++++ Entries ++++

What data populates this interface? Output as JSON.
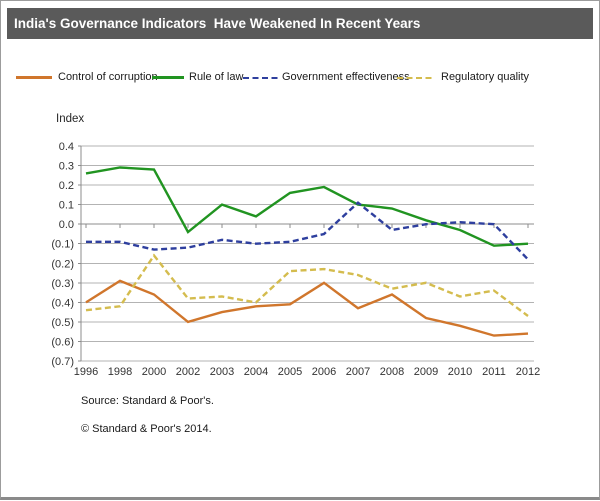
{
  "window": {
    "title": "India's Governance Indicators  Have Weakened In Recent Years"
  },
  "colors": {
    "title_bar_bg": "#5a5a5a",
    "title_text": "#ffffff",
    "grid": "#b3b3b3",
    "axis": "#8c8c8c",
    "tick_text": "#333333"
  },
  "chart_data": {
    "type": "line",
    "axis_title": "Index",
    "categories": [
      "1996",
      "1998",
      "2000",
      "2002",
      "2003",
      "2004",
      "2005",
      "2006",
      "2007",
      "2008",
      "2009",
      "2010",
      "2011",
      "2012"
    ],
    "ylim": [
      -0.7,
      0.4
    ],
    "y_tick_step": 0.1,
    "y_tick_labels": [
      "0.4",
      "0.3",
      "0.2",
      "0.1",
      "0.0",
      "(0.1)",
      "(0.2)",
      "(0.3)",
      "(0.4)",
      "(0.5)",
      "(0.6)",
      "(0.7)"
    ],
    "grid": true,
    "legend_position": "top",
    "series": [
      {
        "name": "Control of corruption",
        "color": "#d0762c",
        "dashed": false,
        "values": [
          -0.4,
          -0.29,
          -0.36,
          -0.5,
          -0.45,
          -0.42,
          -0.41,
          -0.3,
          -0.43,
          -0.36,
          -0.48,
          -0.52,
          -0.57,
          -0.56
        ]
      },
      {
        "name": "Rule of law",
        "color": "#219421",
        "dashed": false,
        "values": [
          0.26,
          0.29,
          0.28,
          -0.04,
          0.1,
          0.04,
          0.16,
          0.19,
          0.1,
          0.08,
          0.02,
          -0.03,
          -0.11,
          -0.1
        ]
      },
      {
        "name": "Government effectiveness",
        "color": "#2e3f9e",
        "dashed": true,
        "values": [
          -0.09,
          -0.09,
          -0.13,
          -0.12,
          -0.08,
          -0.1,
          -0.09,
          -0.05,
          0.11,
          -0.03,
          0.0,
          0.01,
          0.0,
          -0.18
        ]
      },
      {
        "name": "Regulatory quality",
        "color": "#d4bc4e",
        "dashed": true,
        "values": [
          -0.44,
          -0.42,
          -0.16,
          -0.38,
          -0.37,
          -0.4,
          -0.24,
          -0.23,
          -0.26,
          -0.33,
          -0.3,
          -0.37,
          -0.34,
          -0.47
        ]
      }
    ]
  },
  "footer": {
    "source": "Source: Standard & Poor's.",
    "copyright": "© Standard & Poor's 2014."
  }
}
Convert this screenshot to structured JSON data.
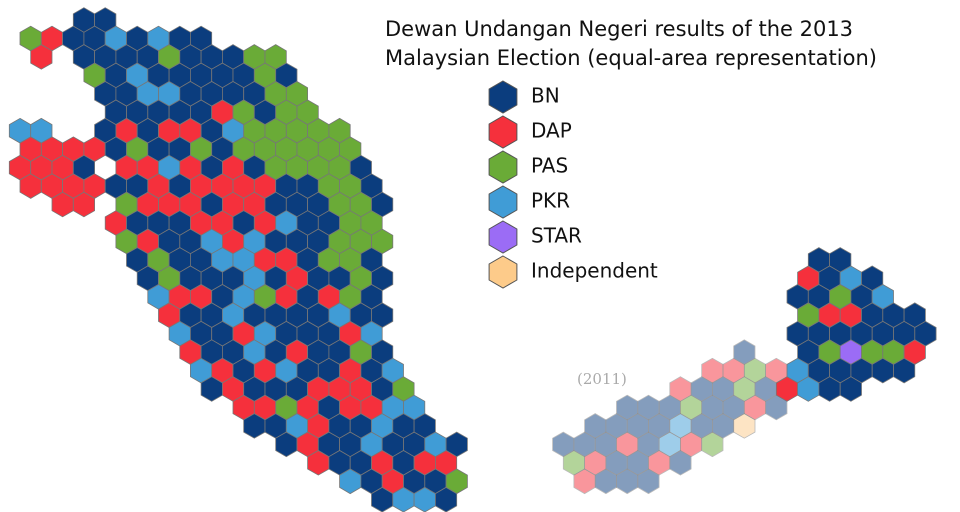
{
  "title_lines": [
    "Dewan Undangan Negeri results of the 2013",
    "Malaysian Election (equal-area representation)"
  ],
  "legend": [
    {
      "label": "BN",
      "color": "#0b3d7e"
    },
    {
      "label": "DAP",
      "color": "#f5303c"
    },
    {
      "label": "PAS",
      "color": "#6aab37"
    },
    {
      "label": "PKR",
      "color": "#409cd6"
    },
    {
      "label": "STAR",
      "color": "#9b6cf5"
    },
    {
      "label": "Independent",
      "color": "#fdcb8a"
    }
  ],
  "annotation": "(2011)"
}
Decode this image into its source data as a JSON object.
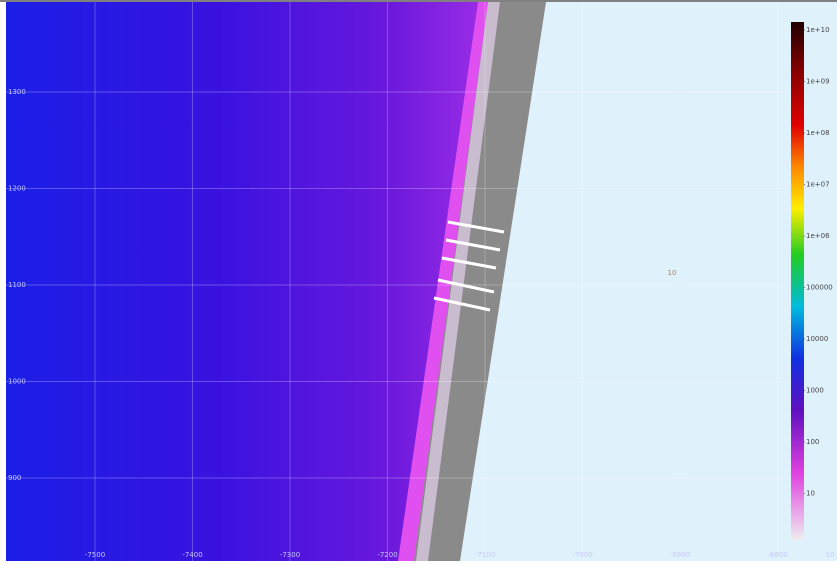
{
  "x_axis_labels": [
    "-7500",
    "-7400",
    "-7300",
    "-7200",
    "-7100",
    "-7000",
    "-6900",
    "-6800",
    "10"
  ],
  "y_axis_labels": [
    "1300",
    "1200",
    "1100",
    "1000",
    "900"
  ],
  "colorbar_labels": [
    "1e+10",
    "1e+09",
    "1e+08",
    "1e+07",
    "1e+06",
    "100000",
    "10000",
    "1000",
    "100",
    "10"
  ],
  "marker_label": "10"
}
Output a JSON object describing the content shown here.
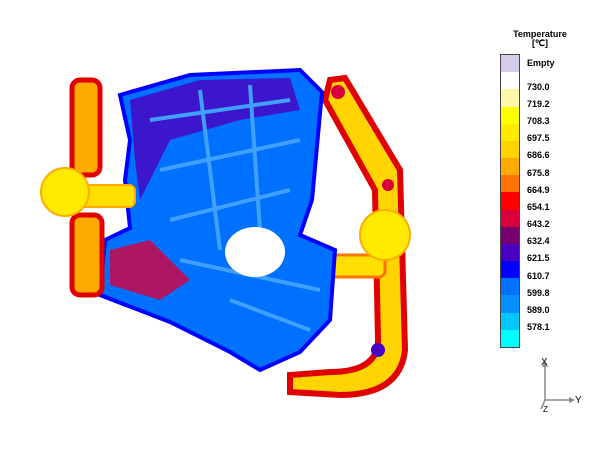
{
  "legend": {
    "title": "Temperature",
    "unit": "[℃]",
    "labels": [
      "Empty",
      "730.0",
      "719.2",
      "708.3",
      "697.5",
      "686.6",
      "675.8",
      "664.9",
      "654.1",
      "643.2",
      "632.4",
      "621.5",
      "610.7",
      "599.8",
      "589.0",
      "578.1"
    ],
    "colors": [
      "#d4cce8",
      "#ffffff",
      "#fff8a8",
      "#ffff00",
      "#ffea00",
      "#ffd400",
      "#ffaa00",
      "#ff7400",
      "#ff0000",
      "#d8003c",
      "#760070",
      "#4a00c0",
      "#0000ff",
      "#0070ff",
      "#0090ff",
      "#00c8ff",
      "#00ffff"
    ]
  },
  "axes": {
    "x": "X",
    "y": "Y",
    "z": "Z"
  }
}
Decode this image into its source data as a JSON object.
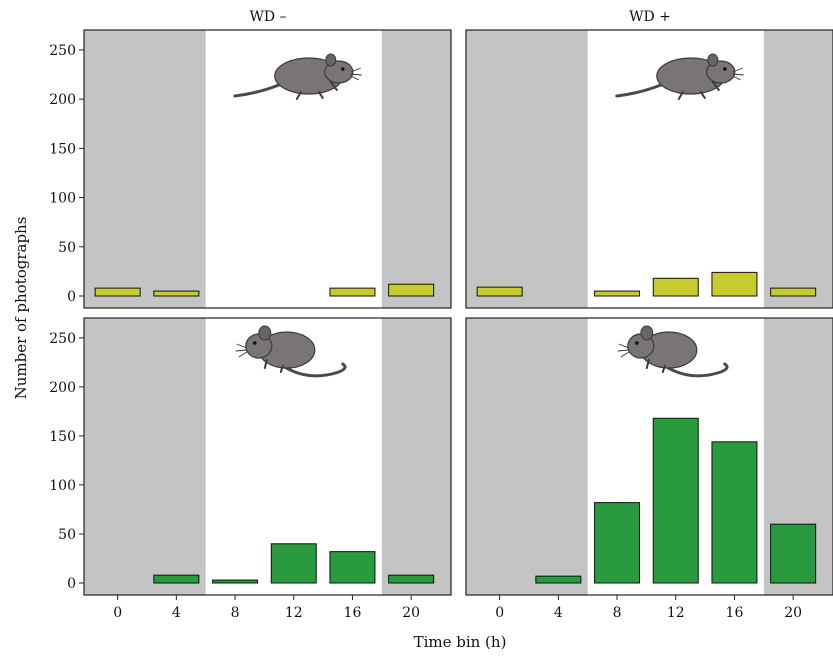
{
  "chart_data": {
    "type": "bar",
    "xlabel": "Time bin (h)",
    "ylabel": "Number of photographs",
    "columns": [
      "WD –",
      "WD +"
    ],
    "x_categories": [
      "0",
      "4",
      "8",
      "12",
      "16",
      "20"
    ],
    "ylim": [
      0,
      260
    ],
    "yticks": [
      0,
      50,
      100,
      150,
      200,
      250
    ],
    "night_shading": {
      "color": "#c4c4c4",
      "shaded_bins": [
        "0",
        "4",
        "20"
      ]
    },
    "panels": [
      {
        "row": 1,
        "column": "WD –",
        "animal": "mouse-icon-crawling",
        "bar_color": "#c6cc2e",
        "values": [
          8,
          5,
          0,
          0,
          8,
          12
        ]
      },
      {
        "row": 1,
        "column": "WD +",
        "animal": "mouse-icon-crawling",
        "bar_color": "#c6cc2e",
        "values": [
          9,
          0,
          5,
          18,
          24,
          8
        ]
      },
      {
        "row": 2,
        "column": "WD –",
        "animal": "mouse-icon-sitting",
        "bar_color": "#2a9a3e",
        "values": [
          0,
          8,
          3,
          40,
          32,
          8
        ]
      },
      {
        "row": 2,
        "column": "WD +",
        "animal": "mouse-icon-sitting",
        "bar_color": "#2a9a3e",
        "values": [
          0,
          7,
          82,
          168,
          144,
          60
        ]
      }
    ]
  }
}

++++

[Given instruction] Leave out the pictures and copy the rest of the material above exactly.

[Solution for this problem]
What data populates this interface? Output as JSON.
{
  "window": {
    "title": "India's Governance Indicators  Have Weakened In Recent Years"
  },
  "colors": {
    "title_bar_bg": "#5a5a5a",
    "title_text": "#ffffff",
    "grid": "#b3b3b3",
    "axis": "#8c8c8c",
    "tick_text": "#333333"
  },
  "chart_data": {
    "type": "line",
    "axis_title": "Index",
    "categories": [
      "1996",
      "1998",
      "2000",
      "2002",
      "2003",
      "2004",
      "2005",
      "2006",
      "2007",
      "2008",
      "2009",
      "2010",
      "2011",
      "2012"
    ],
    "ylim": [
      -0.7,
      0.4
    ],
    "y_tick_step": 0.1,
    "y_tick_labels": [
      "0.4",
      "0.3",
      "0.2",
      "0.1",
      "0.0",
      "(0.1)",
      "(0.2)",
      "(0.3)",
      "(0.4)",
      "(0.5)",
      "(0.6)",
      "(0.7)"
    ],
    "grid": true,
    "legend_position": "top",
    "series": [
      {
        "name": "Control of corruption",
        "color": "#d0762c",
        "dashed": false,
        "values": [
          -0.4,
          -0.29,
          -0.36,
          -0.5,
          -0.45,
          -0.42,
          -0.41,
          -0.3,
          -0.43,
          -0.36,
          -0.48,
          -0.52,
          -0.57,
          -0.56
        ]
      },
      {
        "name": "Rule of law",
        "color": "#219421",
        "dashed": false,
        "values": [
          0.26,
          0.29,
          0.28,
          -0.04,
          0.1,
          0.04,
          0.16,
          0.19,
          0.1,
          0.08,
          0.02,
          -0.03,
          -0.11,
          -0.1
        ]
      },
      {
        "name": "Government effectiveness",
        "color": "#2e3f9e",
        "dashed": true,
        "values": [
          -0.09,
          -0.09,
          -0.13,
          -0.12,
          -0.08,
          -0.1,
          -0.09,
          -0.05,
          0.11,
          -0.03,
          0.0,
          0.01,
          0.0,
          -0.18
        ]
      },
      {
        "name": "Regulatory quality",
        "color": "#d4bc4e",
        "dashed": true,
        "values": [
          -0.44,
          -0.42,
          -0.16,
          -0.38,
          -0.37,
          -0.4,
          -0.24,
          -0.23,
          -0.26,
          -0.33,
          -0.3,
          -0.37,
          -0.34,
          -0.47
        ]
      }
    ]
  },
  "footer": {
    "source": "Source: Standard & Poor's.",
    "copyright": "© Standard & Poor's 2014."
  }
}
Convert this screenshot to structured JSON data.
{
  "title_lines": [
    "Dewan Undangan Negeri results of the 2013",
    "Malaysian Election (equal-area representation)"
  ],
  "legend": [
    {
      "label": "BN",
      "color": "#0b3d7e"
    },
    {
      "label": "DAP",
      "color": "#f5303c"
    },
    {
      "label": "PAS",
      "color": "#6aab37"
    },
    {
      "label": "PKR",
      "color": "#409cd6"
    },
    {
      "label": "STAR",
      "color": "#9b6cf5"
    },
    {
      "label": "Independent",
      "color": "#fdcb8a"
    }
  ],
  "annotation": "(2011)"
}
Decode this image into its source data as a JSON object.
{
  "x_axis_labels": [
    "-7500",
    "-7400",
    "-7300",
    "-7200",
    "-7100",
    "-7000",
    "-6900",
    "-6800",
    "10"
  ],
  "y_axis_labels": [
    "1300",
    "1200",
    "1100",
    "1000",
    "900"
  ],
  "colorbar_labels": [
    "1e+10",
    "1e+09",
    "1e+08",
    "1e+07",
    "1e+06",
    "100000",
    "10000",
    "1000",
    "100",
    "10"
  ],
  "marker_label": "10"
}
Output a JSON object describing the content shown here.
{
  "legend": {
    "title": "Temperature",
    "unit": "[℃]",
    "labels": [
      "Empty",
      "730.0",
      "719.2",
      "708.3",
      "697.5",
      "686.6",
      "675.8",
      "664.9",
      "654.1",
      "643.2",
      "632.4",
      "621.5",
      "610.7",
      "599.8",
      "589.0",
      "578.1"
    ],
    "colors": [
      "#d4cce8",
      "#ffffff",
      "#fff8a8",
      "#ffff00",
      "#ffea00",
      "#ffd400",
      "#ffaa00",
      "#ff7400",
      "#ff0000",
      "#d8003c",
      "#760070",
      "#4a00c0",
      "#0000ff",
      "#0070ff",
      "#0090ff",
      "#00c8ff",
      "#00ffff"
    ]
  },
  "axes": {
    "x": "X",
    "y": "Y",
    "z": "Z"
  }
}
Decode this image into its source data as a JSON object.
{
  "chart_data": {
    "type": "bar",
    "xlabel": "Time bin (h)",
    "ylabel": "Number of photographs",
    "columns": [
      "WD –",
      "WD +"
    ],
    "x_categories": [
      "0",
      "4",
      "8",
      "12",
      "16",
      "20"
    ],
    "ylim": [
      0,
      260
    ],
    "yticks": [
      0,
      50,
      100,
      150,
      200,
      250
    ],
    "night_shading": {
      "color": "#c4c4c4",
      "shaded_bins": [
        "0",
        "4",
        "20"
      ]
    },
    "panels": [
      {
        "row": 1,
        "column": "WD –",
        "animal": "mouse-icon-crawling",
        "bar_color": "#c6cc2e",
        "values": [
          8,
          5,
          0,
          0,
          8,
          12
        ]
      },
      {
        "row": 1,
        "column": "WD +",
        "animal": "mouse-icon-crawling",
        "bar_color": "#c6cc2e",
        "values": [
          9,
          0,
          5,
          18,
          24,
          8
        ]
      },
      {
        "row": 2,
        "column": "WD –",
        "animal": "mouse-icon-sitting",
        "bar_color": "#2a9a3e",
        "values": [
          0,
          8,
          3,
          40,
          32,
          8
        ]
      },
      {
        "row": 2,
        "column": "WD +",
        "animal": "mouse-icon-sitting",
        "bar_color": "#2a9a3e",
        "values": [
          0,
          7,
          82,
          168,
          144,
          60
        ]
      }
    ]
  }
}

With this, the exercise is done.